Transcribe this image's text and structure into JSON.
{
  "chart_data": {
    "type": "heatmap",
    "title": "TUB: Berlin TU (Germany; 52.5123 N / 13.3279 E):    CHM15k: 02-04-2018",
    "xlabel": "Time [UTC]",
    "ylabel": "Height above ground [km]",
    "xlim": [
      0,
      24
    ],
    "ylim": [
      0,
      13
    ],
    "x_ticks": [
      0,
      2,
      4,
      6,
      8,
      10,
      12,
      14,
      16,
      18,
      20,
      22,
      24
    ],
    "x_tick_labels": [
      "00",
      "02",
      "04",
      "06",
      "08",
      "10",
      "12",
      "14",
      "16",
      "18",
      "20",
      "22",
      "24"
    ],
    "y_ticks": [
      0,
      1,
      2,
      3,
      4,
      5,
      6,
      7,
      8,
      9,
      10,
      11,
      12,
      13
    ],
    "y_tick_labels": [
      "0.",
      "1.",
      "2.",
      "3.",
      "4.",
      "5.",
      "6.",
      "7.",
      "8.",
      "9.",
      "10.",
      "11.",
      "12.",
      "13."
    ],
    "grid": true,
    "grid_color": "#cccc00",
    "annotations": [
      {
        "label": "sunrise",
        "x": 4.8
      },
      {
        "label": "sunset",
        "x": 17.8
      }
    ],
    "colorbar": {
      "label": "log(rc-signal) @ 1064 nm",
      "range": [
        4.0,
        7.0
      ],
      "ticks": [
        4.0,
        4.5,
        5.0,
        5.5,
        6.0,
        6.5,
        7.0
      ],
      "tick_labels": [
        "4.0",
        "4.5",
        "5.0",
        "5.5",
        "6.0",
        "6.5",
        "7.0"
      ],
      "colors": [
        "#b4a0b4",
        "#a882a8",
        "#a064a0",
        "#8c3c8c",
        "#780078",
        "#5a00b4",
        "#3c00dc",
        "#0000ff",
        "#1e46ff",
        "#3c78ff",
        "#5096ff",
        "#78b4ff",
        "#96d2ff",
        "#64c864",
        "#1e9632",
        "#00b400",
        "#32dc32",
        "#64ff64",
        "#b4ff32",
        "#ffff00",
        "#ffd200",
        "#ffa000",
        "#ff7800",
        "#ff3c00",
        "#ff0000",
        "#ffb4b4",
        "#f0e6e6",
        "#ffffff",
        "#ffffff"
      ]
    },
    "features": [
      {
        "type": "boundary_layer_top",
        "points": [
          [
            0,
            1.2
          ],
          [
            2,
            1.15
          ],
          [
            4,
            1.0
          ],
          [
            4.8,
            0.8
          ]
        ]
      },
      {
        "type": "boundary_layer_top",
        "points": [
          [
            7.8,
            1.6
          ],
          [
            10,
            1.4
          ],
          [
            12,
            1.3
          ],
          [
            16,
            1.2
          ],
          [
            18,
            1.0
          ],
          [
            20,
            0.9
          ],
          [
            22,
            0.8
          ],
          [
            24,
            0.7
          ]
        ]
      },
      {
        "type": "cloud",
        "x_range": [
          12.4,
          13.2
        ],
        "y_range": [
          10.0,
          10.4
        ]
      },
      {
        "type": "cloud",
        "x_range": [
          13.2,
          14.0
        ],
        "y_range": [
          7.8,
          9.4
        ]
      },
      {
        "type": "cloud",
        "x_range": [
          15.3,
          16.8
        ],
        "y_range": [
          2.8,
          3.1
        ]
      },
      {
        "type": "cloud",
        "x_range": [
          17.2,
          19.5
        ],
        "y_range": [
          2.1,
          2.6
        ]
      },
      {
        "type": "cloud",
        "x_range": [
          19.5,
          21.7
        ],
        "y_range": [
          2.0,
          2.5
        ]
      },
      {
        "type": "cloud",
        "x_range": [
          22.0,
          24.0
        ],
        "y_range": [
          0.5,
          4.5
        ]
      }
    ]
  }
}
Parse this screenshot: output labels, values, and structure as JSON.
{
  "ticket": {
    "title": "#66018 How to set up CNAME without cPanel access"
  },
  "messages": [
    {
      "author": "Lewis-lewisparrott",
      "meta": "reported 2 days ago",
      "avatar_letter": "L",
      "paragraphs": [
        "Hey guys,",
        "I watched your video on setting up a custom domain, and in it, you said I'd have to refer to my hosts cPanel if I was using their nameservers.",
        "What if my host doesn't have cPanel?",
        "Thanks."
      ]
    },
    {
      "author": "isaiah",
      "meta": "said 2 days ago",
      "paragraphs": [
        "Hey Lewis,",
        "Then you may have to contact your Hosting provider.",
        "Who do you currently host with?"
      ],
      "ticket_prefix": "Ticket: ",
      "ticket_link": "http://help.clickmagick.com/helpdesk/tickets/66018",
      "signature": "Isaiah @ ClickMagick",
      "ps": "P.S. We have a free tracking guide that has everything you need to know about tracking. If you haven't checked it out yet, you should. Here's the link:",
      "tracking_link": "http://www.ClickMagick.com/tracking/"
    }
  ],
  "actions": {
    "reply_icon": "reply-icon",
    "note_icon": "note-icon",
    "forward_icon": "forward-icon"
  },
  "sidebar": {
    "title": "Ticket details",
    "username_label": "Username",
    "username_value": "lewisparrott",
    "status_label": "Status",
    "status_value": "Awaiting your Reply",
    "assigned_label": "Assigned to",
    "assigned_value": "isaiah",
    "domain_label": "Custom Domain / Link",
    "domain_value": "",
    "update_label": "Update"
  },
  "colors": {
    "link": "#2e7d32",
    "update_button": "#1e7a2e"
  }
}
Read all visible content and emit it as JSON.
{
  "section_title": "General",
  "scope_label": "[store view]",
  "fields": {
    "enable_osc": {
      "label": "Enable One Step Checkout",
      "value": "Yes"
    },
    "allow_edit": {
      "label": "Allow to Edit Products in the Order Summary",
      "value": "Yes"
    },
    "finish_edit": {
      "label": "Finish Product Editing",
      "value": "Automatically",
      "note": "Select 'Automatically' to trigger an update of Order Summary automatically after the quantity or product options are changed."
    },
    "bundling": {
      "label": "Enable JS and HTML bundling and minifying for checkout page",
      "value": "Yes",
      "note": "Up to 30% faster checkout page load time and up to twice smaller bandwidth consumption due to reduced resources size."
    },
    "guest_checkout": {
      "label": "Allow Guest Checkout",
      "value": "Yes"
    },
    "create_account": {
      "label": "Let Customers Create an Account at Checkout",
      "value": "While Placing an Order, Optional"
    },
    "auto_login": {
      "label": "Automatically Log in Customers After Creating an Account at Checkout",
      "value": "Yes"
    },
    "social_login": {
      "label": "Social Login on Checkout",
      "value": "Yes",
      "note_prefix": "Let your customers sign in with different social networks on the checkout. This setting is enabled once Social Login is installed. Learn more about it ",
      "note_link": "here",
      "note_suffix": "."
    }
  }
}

● Requirement
Every line above should be written out again exactly as it stands.

● Output below
Transcribe this image's text and structure into JSON.
{
  "chart_data": {
    "type": "heatmap",
    "title": "TUB: Berlin TU (Germany; 52.5123 N / 13.3279 E):    CHM15k: 02-04-2018",
    "xlabel": "Time [UTC]",
    "ylabel": "Height above ground [km]",
    "xlim": [
      0,
      24
    ],
    "ylim": [
      0,
      13
    ],
    "x_ticks": [
      0,
      2,
      4,
      6,
      8,
      10,
      12,
      14,
      16,
      18,
      20,
      22,
      24
    ],
    "x_tick_labels": [
      "00",
      "02",
      "04",
      "06",
      "08",
      "10",
      "12",
      "14",
      "16",
      "18",
      "20",
      "22",
      "24"
    ],
    "y_ticks": [
      0,
      1,
      2,
      3,
      4,
      5,
      6,
      7,
      8,
      9,
      10,
      11,
      12,
      13
    ],
    "y_tick_labels": [
      "0.",
      "1.",
      "2.",
      "3.",
      "4.",
      "5.",
      "6.",
      "7.",
      "8.",
      "9.",
      "10.",
      "11.",
      "12.",
      "13."
    ],
    "grid": true,
    "grid_color": "#cccc00",
    "annotations": [
      {
        "label": "sunrise",
        "x": 4.8
      },
      {
        "label": "sunset",
        "x": 17.8
      }
    ],
    "colorbar": {
      "label": "log(rc-signal) @ 1064 nm",
      "range": [
        4.0,
        7.0
      ],
      "ticks": [
        4.0,
        4.5,
        5.0,
        5.5,
        6.0,
        6.5,
        7.0
      ],
      "tick_labels": [
        "4.0",
        "4.5",
        "5.0",
        "5.5",
        "6.0",
        "6.5",
        "7.0"
      ],
      "colors": [
        "#b4a0b4",
        "#a882a8",
        "#a064a0",
        "#8c3c8c",
        "#780078",
        "#5a00b4",
        "#3c00dc",
        "#0000ff",
        "#1e46ff",
        "#3c78ff",
        "#5096ff",
        "#78b4ff",
        "#96d2ff",
        "#64c864",
        "#1e9632",
        "#00b400",
        "#32dc32",
        "#64ff64",
        "#b4ff32",
        "#ffff00",
        "#ffd200",
        "#ffa000",
        "#ff7800",
        "#ff3c00",
        "#ff0000",
        "#ffb4b4",
        "#f0e6e6",
        "#ffffff",
        "#ffffff"
      ]
    },
    "features": [
      {
        "type": "boundary_layer_top",
        "points": [
          [
            0,
            1.2
          ],
          [
            2,
            1.15
          ],
          [
            4,
            1.0
          ],
          [
            4.8,
            0.8
          ]
        ]
      },
      {
        "type": "boundary_layer_top",
        "points": [
          [
            7.8,
            1.6
          ],
          [
            10,
            1.4
          ],
          [
            12,
            1.3
          ],
          [
            16,
            1.2
          ],
          [
            18,
            1.0
          ],
          [
            20,
            0.9
          ],
          [
            22,
            0.8
          ],
          [
            24,
            0.7
          ]
        ]
      },
      {
        "type": "cloud",
        "x_range": [
          12.4,
          13.2
        ],
        "y_range": [
          10.0,
          10.4
        ]
      },
      {
        "type": "cloud",
        "x_range": [
          13.2,
          14.0
        ],
        "y_range": [
          7.8,
          9.4
        ]
      },
      {
        "type": "cloud",
        "x_range": [
          15.3,
          16.8
        ],
        "y_range": [
          2.8,
          3.1
        ]
      },
      {
        "type": "cloud",
        "x_range": [
          17.2,
          19.5
        ],
        "y_range": [
          2.1,
          2.6
        ]
      },
      {
        "type": "cloud",
        "x_range": [
          19.5,
          21.7
        ],
        "y_range": [
          2.0,
          2.5
        ]
      },
      {
        "type": "cloud",
        "x_range": [
          22.0,
          24.0
        ],
        "y_range": [
          0.5,
          4.5
        ]
      }
    ]
  }
}
Parse this screenshot: output labels, values, and structure as JSON.
{
  "ticket": {
    "title": "#66018 How to set up CNAME without cPanel access"
  },
  "messages": [
    {
      "author": "Lewis-lewisparrott",
      "meta": "reported 2 days ago",
      "avatar_letter": "L",
      "paragraphs": [
        "Hey guys,",
        "I watched your video on setting up a custom domain, and in it, you said I'd have to refer to my hosts cPanel if I was using their nameservers.",
        "What if my host doesn't have cPanel?",
        "Thanks."
      ]
    },
    {
      "author": "isaiah",
      "meta": "said 2 days ago",
      "paragraphs": [
        "Hey Lewis,",
        "Then you may have to contact your Hosting provider.",
        "Who do you currently host with?"
      ],
      "ticket_prefix": "Ticket: ",
      "ticket_link": "http://help.clickmagick.com/helpdesk/tickets/66018",
      "signature": "Isaiah @ ClickMagick",
      "ps": "P.S. We have a free tracking guide that has everything you need to know about tracking. If you haven't checked it out yet, you should. Here's the link:",
      "tracking_link": "http://www.ClickMagick.com/tracking/"
    }
  ],
  "actions": {
    "reply_icon": "reply-icon",
    "note_icon": "note-icon",
    "forward_icon": "forward-icon"
  },
  "sidebar": {
    "title": "Ticket details",
    "username_label": "Username",
    "username_value": "lewisparrott",
    "status_label": "Status",
    "status_value": "Awaiting your Reply",
    "assigned_label": "Assigned to",
    "assigned_value": "isaiah",
    "domain_label": "Custom Domain / Link",
    "domain_value": "",
    "update_label": "Update"
  },
  "colors": {
    "link": "#2e7d32",
    "update_button": "#1e7a2e"
  }
}
Read all visible content and emit it as JSON.
{
  "section_title": "General",
  "scope_label": "[store view]",
  "fields": {
    "enable_osc": {
      "label": "Enable One Step Checkout",
      "value": "Yes"
    },
    "allow_edit": {
      "label": "Allow to Edit Products in the Order Summary",
      "value": "Yes"
    },
    "finish_edit": {
      "label": "Finish Product Editing",
      "value": "Automatically",
      "note": "Select 'Automatically' to trigger an update of Order Summary automatically after the quantity or product options are changed."
    },
    "bundling": {
      "label": "Enable JS and HTML bundling and minifying for checkout page",
      "value": "Yes",
      "note": "Up to 30% faster checkout page load time and up to twice smaller bandwidth consumption due to reduced resources size."
    },
    "guest_checkout": {
      "label": "Allow Guest Checkout",
      "value": "Yes"
    },
    "create_account": {
      "label": "Let Customers Create an Account at Checkout",
      "value": "While Placing an Order, Optional"
    },
    "auto_login": {
      "label": "Automatically Log in Customers After Creating an Account at Checkout",
      "value": "Yes"
    },
    "social_login": {
      "label": "Social Login on Checkout",
      "value": "Yes",
      "note_prefix": "Let your customers sign in with different social networks on the checkout. This setting is enabled once Social Login is installed. Learn more about it ",
      "note_link": "here",
      "note_suffix": "."
    }
  }
}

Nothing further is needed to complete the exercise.